## [What to produce]
In the square problem, shorten the paragraph that begins "The diagonal of a square is changing" while keeping its figures.

## [Text section]
Question

The diagonal of a square is changing at the rate of $0.5\, cm/ sec$. Then the rate of change of area, when the area is $400\, cm^2$, is equal to

• A. $20\sqrt{2}\,cm^{2}/ sec$
• B. $10\sqrt{2}\,cm^{2}/ sec$
• C. $\frac{1}{10\sqrt{2}}cm^{2}/ sec$
• D. $\frac{10}{\sqrt{2}}cm^{2}/ sec$

Answer 1

Answer: (B)

Diagonal $D=\sqrt{2}a$
Differentiating w.r.t. t
$\frac{dD}{dt}=\sqrt{2} \frac{da}{at}$
or $\frac{da}{dt}=\frac{1}{\sqrt{2}} \frac{da}{dt} =\frac{1}{\sqrt{2}}\times0.5\,cm/ s$
Let Area is denoted by $A$
$\frac{dA}{dt}=2a \frac{da}{dt}\,...\left(i\right)$
when area $A$ is $400\, cm^{2}$ then $a = 20$
$\therefore \frac{dA}{dt}=2\times20\times \frac{0.5}{\sqrt{2}}=10\sqrt{2}\,cm^{2}/sec$

## [Stored rows]
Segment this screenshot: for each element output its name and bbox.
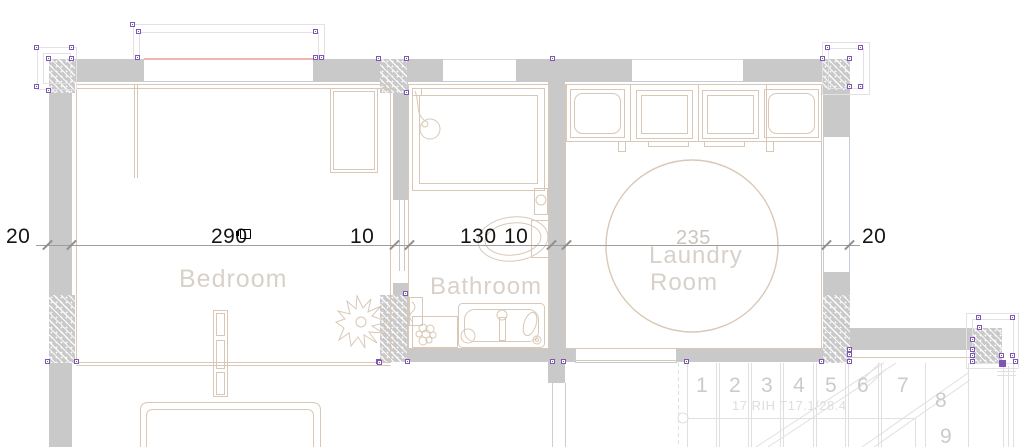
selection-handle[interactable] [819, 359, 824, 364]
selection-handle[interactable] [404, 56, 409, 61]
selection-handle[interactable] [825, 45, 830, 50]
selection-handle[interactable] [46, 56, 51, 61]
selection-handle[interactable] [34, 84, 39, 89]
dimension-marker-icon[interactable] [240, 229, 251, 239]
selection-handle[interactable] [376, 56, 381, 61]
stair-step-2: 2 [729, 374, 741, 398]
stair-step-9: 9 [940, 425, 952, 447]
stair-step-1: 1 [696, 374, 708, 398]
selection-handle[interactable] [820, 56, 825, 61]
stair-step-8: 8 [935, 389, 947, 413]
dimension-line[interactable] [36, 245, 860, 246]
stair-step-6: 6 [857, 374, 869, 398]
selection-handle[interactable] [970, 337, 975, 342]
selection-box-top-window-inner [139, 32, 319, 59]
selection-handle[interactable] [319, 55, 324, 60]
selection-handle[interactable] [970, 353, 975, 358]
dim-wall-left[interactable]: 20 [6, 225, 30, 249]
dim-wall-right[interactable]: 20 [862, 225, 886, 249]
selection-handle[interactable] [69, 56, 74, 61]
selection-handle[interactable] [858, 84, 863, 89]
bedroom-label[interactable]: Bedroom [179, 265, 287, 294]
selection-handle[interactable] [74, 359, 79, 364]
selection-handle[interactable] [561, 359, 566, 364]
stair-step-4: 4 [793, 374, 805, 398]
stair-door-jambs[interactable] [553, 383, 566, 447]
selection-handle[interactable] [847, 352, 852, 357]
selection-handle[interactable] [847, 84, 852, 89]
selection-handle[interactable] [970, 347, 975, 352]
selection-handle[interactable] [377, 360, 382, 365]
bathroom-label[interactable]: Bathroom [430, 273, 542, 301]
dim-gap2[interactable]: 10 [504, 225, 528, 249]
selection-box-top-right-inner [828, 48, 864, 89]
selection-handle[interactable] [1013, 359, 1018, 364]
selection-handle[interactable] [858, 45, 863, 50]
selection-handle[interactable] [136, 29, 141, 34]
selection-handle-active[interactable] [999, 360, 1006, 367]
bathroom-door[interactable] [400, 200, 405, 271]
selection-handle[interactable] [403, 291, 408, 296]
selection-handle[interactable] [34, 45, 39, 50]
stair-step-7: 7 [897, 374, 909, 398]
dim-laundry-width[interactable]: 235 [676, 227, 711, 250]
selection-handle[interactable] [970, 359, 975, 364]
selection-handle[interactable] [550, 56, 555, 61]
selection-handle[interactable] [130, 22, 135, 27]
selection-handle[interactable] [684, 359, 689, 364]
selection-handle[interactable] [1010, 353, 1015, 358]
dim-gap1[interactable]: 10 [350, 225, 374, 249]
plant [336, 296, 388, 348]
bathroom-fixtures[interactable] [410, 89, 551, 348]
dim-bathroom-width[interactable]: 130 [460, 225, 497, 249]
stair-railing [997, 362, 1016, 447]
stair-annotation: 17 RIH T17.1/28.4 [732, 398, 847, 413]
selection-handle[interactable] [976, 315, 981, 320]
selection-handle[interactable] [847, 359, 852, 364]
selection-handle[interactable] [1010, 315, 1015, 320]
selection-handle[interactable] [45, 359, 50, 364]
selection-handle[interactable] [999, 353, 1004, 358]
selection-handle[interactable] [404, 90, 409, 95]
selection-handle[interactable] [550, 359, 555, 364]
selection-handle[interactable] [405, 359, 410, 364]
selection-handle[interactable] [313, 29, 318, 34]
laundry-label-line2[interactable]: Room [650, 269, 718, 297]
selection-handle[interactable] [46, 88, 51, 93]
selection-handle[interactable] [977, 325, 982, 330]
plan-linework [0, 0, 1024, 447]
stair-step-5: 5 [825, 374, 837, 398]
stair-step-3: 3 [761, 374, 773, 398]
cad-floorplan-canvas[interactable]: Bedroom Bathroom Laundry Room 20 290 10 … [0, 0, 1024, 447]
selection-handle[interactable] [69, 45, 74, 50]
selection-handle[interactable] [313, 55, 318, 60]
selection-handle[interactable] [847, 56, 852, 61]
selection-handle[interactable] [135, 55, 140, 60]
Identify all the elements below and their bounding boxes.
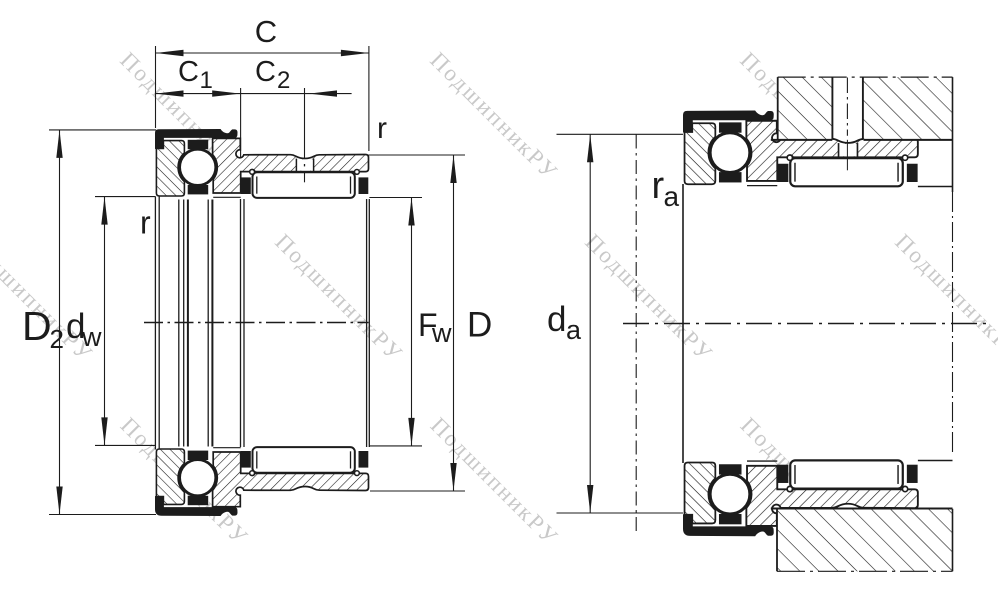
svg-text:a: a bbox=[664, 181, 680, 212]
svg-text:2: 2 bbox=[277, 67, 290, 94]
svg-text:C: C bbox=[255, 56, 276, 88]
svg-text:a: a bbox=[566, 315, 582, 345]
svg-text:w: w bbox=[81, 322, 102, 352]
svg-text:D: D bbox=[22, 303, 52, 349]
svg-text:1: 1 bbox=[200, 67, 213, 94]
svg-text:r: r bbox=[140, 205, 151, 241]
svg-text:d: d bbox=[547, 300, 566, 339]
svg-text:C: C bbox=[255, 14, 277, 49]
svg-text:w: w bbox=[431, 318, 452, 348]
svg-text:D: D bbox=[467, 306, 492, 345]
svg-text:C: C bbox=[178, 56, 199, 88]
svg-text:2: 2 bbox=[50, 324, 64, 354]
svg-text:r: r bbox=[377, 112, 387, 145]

## [Response below]
A square's diagonal changes at 0.5 cm/sec. What is the rate of change of its area when the area is 400 cm²?